Seek out every line containing the word "today", and copy each.

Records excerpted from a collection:
[Start]

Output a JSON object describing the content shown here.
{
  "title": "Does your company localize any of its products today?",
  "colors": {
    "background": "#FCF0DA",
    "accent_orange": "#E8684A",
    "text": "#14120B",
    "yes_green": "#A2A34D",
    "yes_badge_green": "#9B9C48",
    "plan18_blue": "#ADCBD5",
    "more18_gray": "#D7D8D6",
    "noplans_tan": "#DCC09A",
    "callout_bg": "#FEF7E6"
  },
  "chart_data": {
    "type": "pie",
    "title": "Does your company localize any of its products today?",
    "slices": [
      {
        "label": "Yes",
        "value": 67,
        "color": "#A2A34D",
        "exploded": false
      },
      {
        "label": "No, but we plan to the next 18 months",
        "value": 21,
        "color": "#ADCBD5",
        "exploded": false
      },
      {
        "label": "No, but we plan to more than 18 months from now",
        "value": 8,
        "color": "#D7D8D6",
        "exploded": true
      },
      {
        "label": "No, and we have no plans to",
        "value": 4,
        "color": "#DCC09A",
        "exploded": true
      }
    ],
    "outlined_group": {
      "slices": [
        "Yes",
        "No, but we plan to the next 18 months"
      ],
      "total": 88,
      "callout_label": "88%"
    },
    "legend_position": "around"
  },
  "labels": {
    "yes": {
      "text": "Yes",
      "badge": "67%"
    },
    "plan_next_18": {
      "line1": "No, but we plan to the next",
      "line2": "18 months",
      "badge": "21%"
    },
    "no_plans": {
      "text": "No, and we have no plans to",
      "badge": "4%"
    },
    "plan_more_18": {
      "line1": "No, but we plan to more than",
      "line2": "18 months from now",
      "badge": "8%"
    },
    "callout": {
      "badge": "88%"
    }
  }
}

[End]

■ **EXERCISE OUTPUT**
  "title": "Does your company localize any of its products today?",
    "title": "Does your company localize any of its products today?",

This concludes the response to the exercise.